-- start of Given data --
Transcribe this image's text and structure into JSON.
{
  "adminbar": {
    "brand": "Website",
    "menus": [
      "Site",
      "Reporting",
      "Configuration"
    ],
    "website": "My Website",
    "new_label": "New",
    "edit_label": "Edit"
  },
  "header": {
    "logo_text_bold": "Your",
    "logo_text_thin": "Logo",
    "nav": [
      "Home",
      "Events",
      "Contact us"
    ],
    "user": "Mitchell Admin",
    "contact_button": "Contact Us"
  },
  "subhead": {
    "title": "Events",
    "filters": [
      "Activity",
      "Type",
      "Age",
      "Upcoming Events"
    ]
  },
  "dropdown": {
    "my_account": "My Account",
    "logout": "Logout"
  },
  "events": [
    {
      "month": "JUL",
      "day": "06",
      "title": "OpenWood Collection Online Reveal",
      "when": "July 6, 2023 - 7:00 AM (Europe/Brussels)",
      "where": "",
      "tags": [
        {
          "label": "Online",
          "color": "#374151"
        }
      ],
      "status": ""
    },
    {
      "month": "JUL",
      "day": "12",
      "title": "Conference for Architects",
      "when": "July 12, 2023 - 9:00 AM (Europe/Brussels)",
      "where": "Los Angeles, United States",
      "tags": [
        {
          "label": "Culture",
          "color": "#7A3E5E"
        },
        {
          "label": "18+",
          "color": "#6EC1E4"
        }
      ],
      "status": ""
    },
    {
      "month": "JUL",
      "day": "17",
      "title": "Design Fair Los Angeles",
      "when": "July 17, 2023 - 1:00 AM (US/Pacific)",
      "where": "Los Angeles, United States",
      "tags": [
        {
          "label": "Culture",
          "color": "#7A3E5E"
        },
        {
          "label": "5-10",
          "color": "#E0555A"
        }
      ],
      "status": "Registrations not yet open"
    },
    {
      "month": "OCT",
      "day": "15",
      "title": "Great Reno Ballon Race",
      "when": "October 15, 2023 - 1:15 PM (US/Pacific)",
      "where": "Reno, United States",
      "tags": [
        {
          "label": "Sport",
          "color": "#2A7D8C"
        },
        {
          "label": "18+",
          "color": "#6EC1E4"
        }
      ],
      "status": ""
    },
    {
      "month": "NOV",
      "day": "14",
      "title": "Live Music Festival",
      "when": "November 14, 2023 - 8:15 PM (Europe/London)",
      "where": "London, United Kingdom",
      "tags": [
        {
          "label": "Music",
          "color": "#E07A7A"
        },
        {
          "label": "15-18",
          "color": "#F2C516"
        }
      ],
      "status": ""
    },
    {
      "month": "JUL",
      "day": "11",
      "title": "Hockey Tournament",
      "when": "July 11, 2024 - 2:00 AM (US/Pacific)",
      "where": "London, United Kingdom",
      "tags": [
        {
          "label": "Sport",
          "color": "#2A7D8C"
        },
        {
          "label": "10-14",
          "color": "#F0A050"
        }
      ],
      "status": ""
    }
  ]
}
-- end of Given data --
▶ [Work to do]
Point out every line holding the string "Pacific" and copy it.

▶ [Task solution]
      "when": "July 17, 2023 - 1:00 AM (US/Pacific)",
      "when": "October 15, 2023 - 1:15 PM (US/Pacific)",
      "when": "July 11, 2024 - 2:00 AM (US/Pacific)",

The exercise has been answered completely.